• MATERIAL SHOWN:
^^^^
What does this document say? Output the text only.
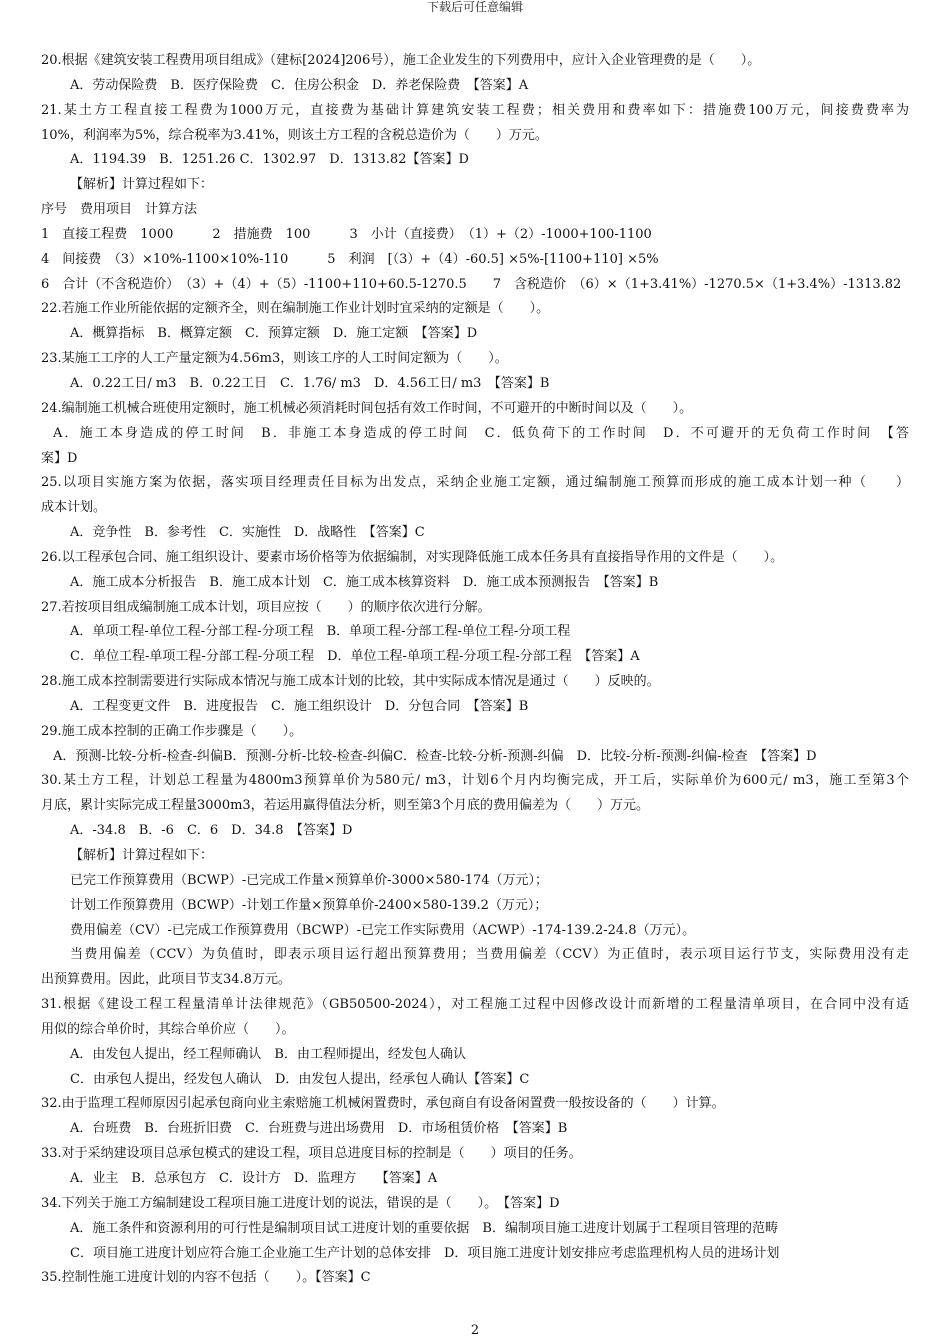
下载后可任意编辑
20.根据《建筑安装工程费用项目组成》（建标[2024]206号），施工企业发生的下列费用中，应计入企业管理费的是（　　）。
A．劳动保险费　B．医疗保险费　C．住房公积金　D．养老保险费　【答案】A
21.某土方工程直接工程费为1000万元，直接费为基础计算建筑安装工程费；相关费用和费率如下：措施费100万元，间接费费率为
10%，利润率为5%，综合税率为3.41%，则该土方工程的含税总造价为（　　）万元。
A．1194.39　B．1251.26 C．1302.97　D．1313.82【答案】D
【解析】计算过程如下：
序号　费用项目　计算方法
1　直接工程费　1000　　　2　措施费　100　　　3　小计（直接费）　（1）+（2）-1000+100-1100
4　间接费　（3）×10%-1100×10%-110　　　5　利润　[（3）+（4）-60.5] ×5%-[1100+110] ×5%
6　合计（不含税造价）　（3）+（4）+（5）-1100+110+60.5-1270.5　　7　含税造价　（6）×（1+3.41%）-1270.5×（1+3.4%）-1313.82
22.若施工作业所能依据的定额齐全，则在编制施工作业计划时宜采纳的定额是（　　）。
A．概算指标　B．概算定额　C．预算定额　D．施工定额　【答案】D
23.某施工工序的人工产量定额为4.56m3，则该工序的人工时间定额为（　　）。
A．0.22工日/ m3　B．0.22工日　C．1.76/ m3　D．4.56工日/ m3　【答案】B
24.编制施工机械合班使用定额时，施工机械必须消耗时间包括有效工作时间，不可避开的中断时间以及（　　）。
A．施工本身造成的停工时间　B．非施工本身造成的停工时间　C．低负荷下的工作时间　D．不可避开的无负荷工作时间　【答
案】D
25.以项目实施方案为依据，落实项目经理责任目标为出发点，采纳企业施工定额，通过编制施工预算而形成的施工成本计划一种（　　）
成本计划。
A．竞争性　B．参考性　C．实施性　D．战略性　【答案】C
26.以工程承包合同、施工组织设计、要素市场价格等为依据编制，对实现降低施工成本任务具有直接指导作用的文件是（　　）。
A．施工成本分析报告　B．施工成本计划　C．施工成本核算资料　D．施工成本预测报告　【答案】B
27.若按项目组成编制施工成本计划，项目应按（　　）的顺序依次进行分解。
A．单项工程-单位工程-分部工程-分项工程　B．单项工程-分部工程-单位工程-分项工程
C．单位工程-单项工程-分部工程-分项工程　D．单位工程-单项工程-分项工程-分部工程　【答案】A
28.施工成本控制需要进行实际成本情况与施工成本计划的比较，其中实际成本情况是通过（　　）反映的。
A．工程变更文件　B．进度报告　C．施工组织设计　D．分包合同　【答案】B
29.施工成本控制的正确工作步骤是（　　）。
A．预测-比较-分析-检查-纠偏B．预测-分析-比较-检查-纠偏C．检查-比较-分析-预测-纠偏　D．比较-分析-预测-纠偏-检查　【答案】D
30.某土方工程，计划总工程量为4800m3预算单价为580元/ m3，计划6个月内均衡完成，开工后，实际单价为600元/ m3，施工至第3个
月底，累计实际完成工程量3000m3，若运用赢得值法分析，则至第3个月底的费用偏差为（　　）万元。
A．-34.8　B．-6　C．6　D．34.8　【答案】D
【解析】计算过程如下：
已完工作预算费用（BCWP）-已完成工作量×预算单价-3000×580-174（万元）；
计划工作预算费用（BCWP）-计划工作量×预算单价-2400×580-139.2（万元）；
费用偏差（CV）-已完成工作预算费用（BCWP）-已完工作实际费用（ACWP）-174-139.2-24.8（万元）。
当费用偏差（CCV）为负值时，即表示项目运行超出预算费用；当费用偏差（CCV）为正值时，表示项目运行节支，实际费用没有走
出预算费用。因此，此项目节支34.8万元。
31.根据《建设工程工程量清单计法律规范》（GB50500-2024），对工程施工过程中因修改设计而新增的工程量清单项目，在合同中没有适
用似的综合单价时，其综合单价应（　　）。
A．由发包人提出，经工程师确认　B．由工程师提出，经发包人确认
C．由承包人提出，经发包人确认　D．由发包人提出，经承包人确认【答案】C
32.由于监理工程师原因引起承包商向业主索赔施工机械闲置费时，承包商自有设备闲置费一般按设备的（　　）计算。
A．台班费　B．台班折旧费　C．台班费与进出场费用　D．市场租赁价格　【答案】B
33.对于采纳建设项目总承包模式的建设工程，项目总进度目标的控制是（　　）项目的任务。
A．业主　B．总承包方　C．设计方　D．监理方　　【答案】A
34.下列关于施工方编制建设工程项目施工进度计划的说法，错误的是（　　）。　【答案】D
A．施工条件和资源利用的可行性是编制项目试工进度计划的重要依据　B．编制项目施工进度计划属于工程项目管理的范畴
C．项目施工进度计划应符合施工企业施工生产计划的总体安排　D．项目施工进度计划安排应考虑监理机构人员的进场计划
35.控制性施工进度计划的内容不包括（　　）。【答案】C
2
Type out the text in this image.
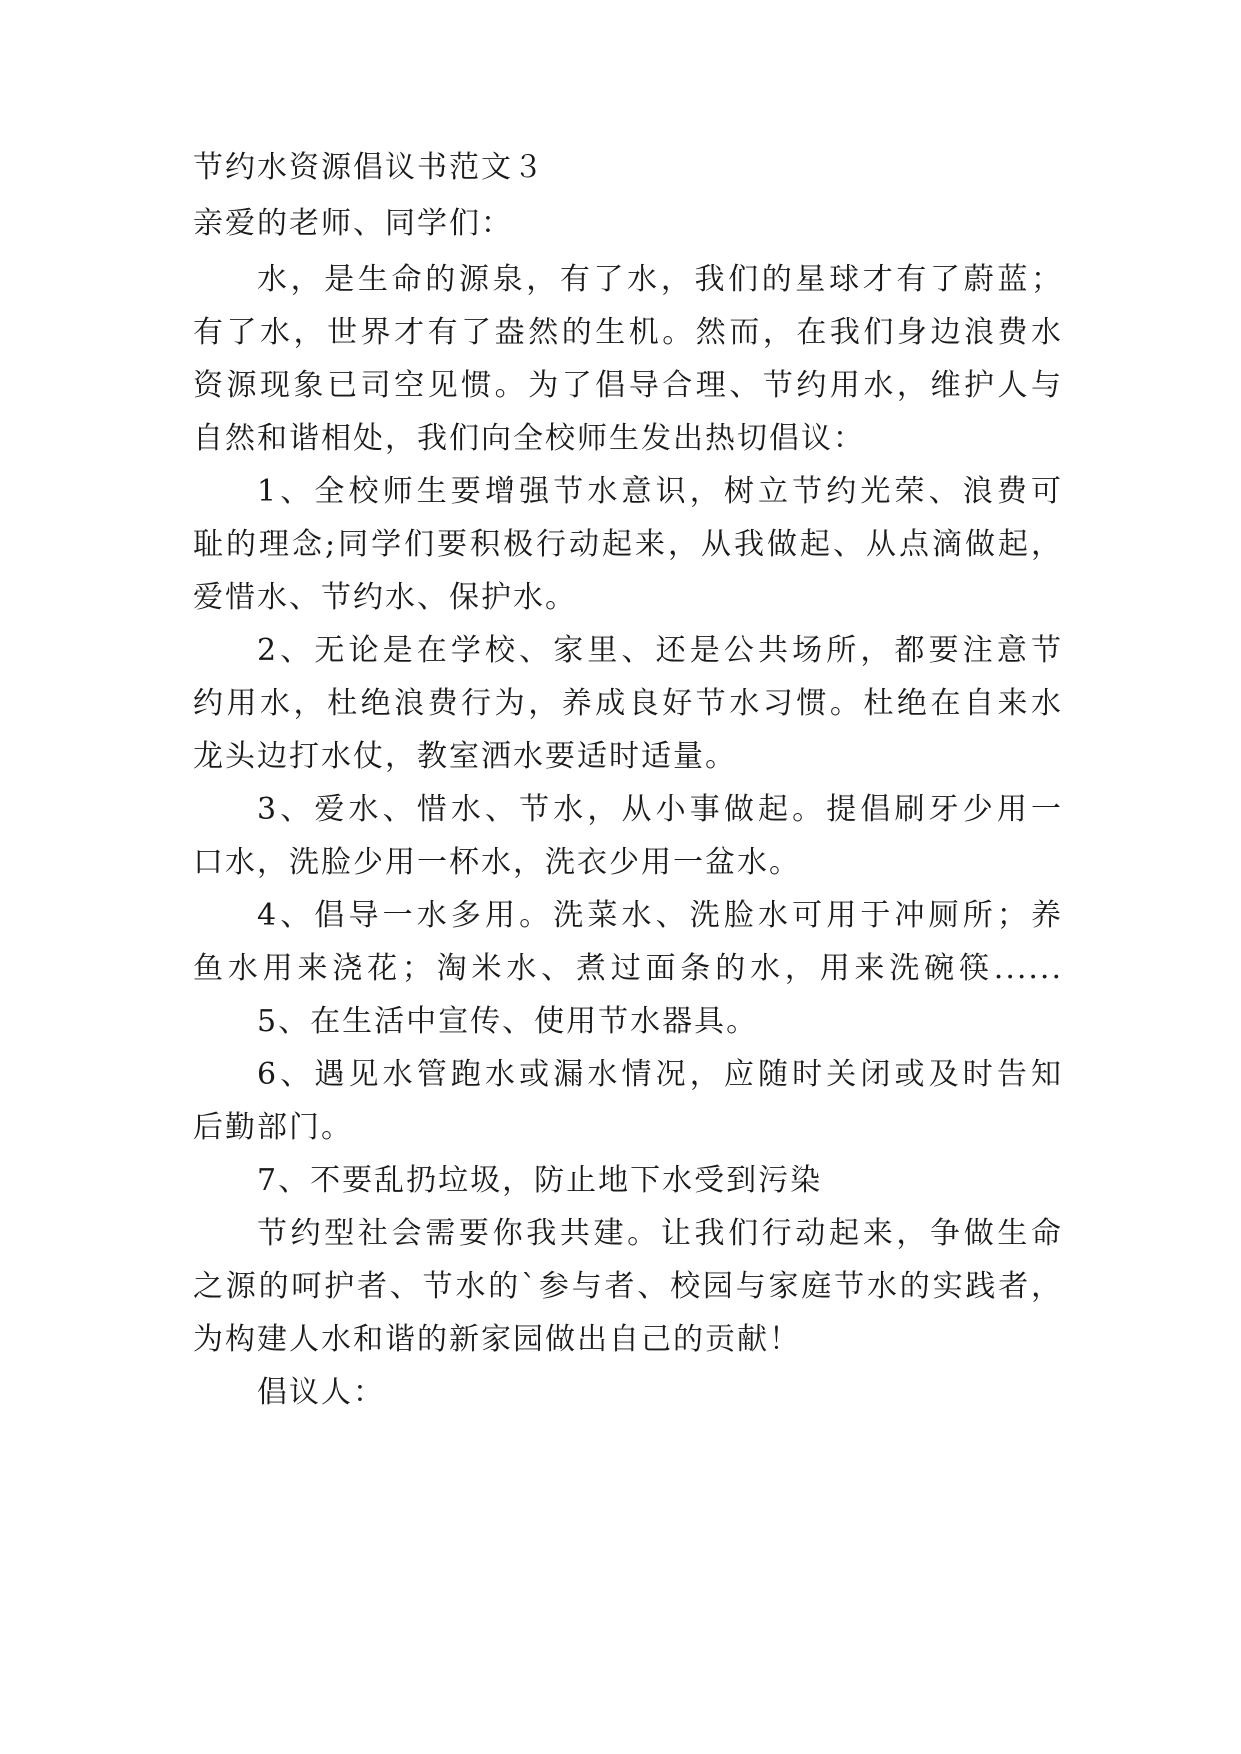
节约水资源倡议书范文３
亲爱的老师、同学们：
水，是生命的源泉，有了水，我们的星球才有了蔚蓝；
有了水，世界才有了盎然的生机。然而，在我们身边浪费水
资源现象已司空见惯。为了倡导合理、节约用水，维护人与
自然和谐相处，我们向全校师生发出热切倡议：
1、全校师生要增强节水意识，树立节约光荣、浪费可
耻的理念;同学们要积极行动起来，从我做起、从点滴做起，
爱惜水、节约水、保护水。
2、无论是在学校、家里、还是公共场所，都要注意节
约用水，杜绝浪费行为，养成良好节水习惯。杜绝在自来水
龙头边打水仗，教室洒水要适时适量。
3、爱水、惜水、节水，从小事做起。提倡刷牙少用一
口水，洗脸少用一杯水，洗衣少用一盆水。
4、倡导一水多用。洗菜水、洗脸水可用于冲厕所；养
鱼水用来浇花；淘米水、煮过面条的水，用来洗碗筷......
5、在生活中宣传、使用节水器具。
6、遇见水管跑水或漏水情况，应随时关闭或及时告知
后勤部门。
7、不要乱扔垃圾，防止地下水受到污染
节约型社会需要你我共建。让我们行动起来，争做生命
之源的呵护者、节水的`参与者、校园与家庭节水的实践者，
为构建人水和谐的新家园做出自己的贡献！
倡议人：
^^^^
• WHAT IS NEEDED: From the entries, copy out each line containing the word "由发包人提出".

• WRITTEN SOLUTION:
A．由发包人提出，经工程师确认　B．由工程师提出，经发包人确认
C．由承包人提出，经发包人确认　D．由发包人提出，经承包人确认【答案】C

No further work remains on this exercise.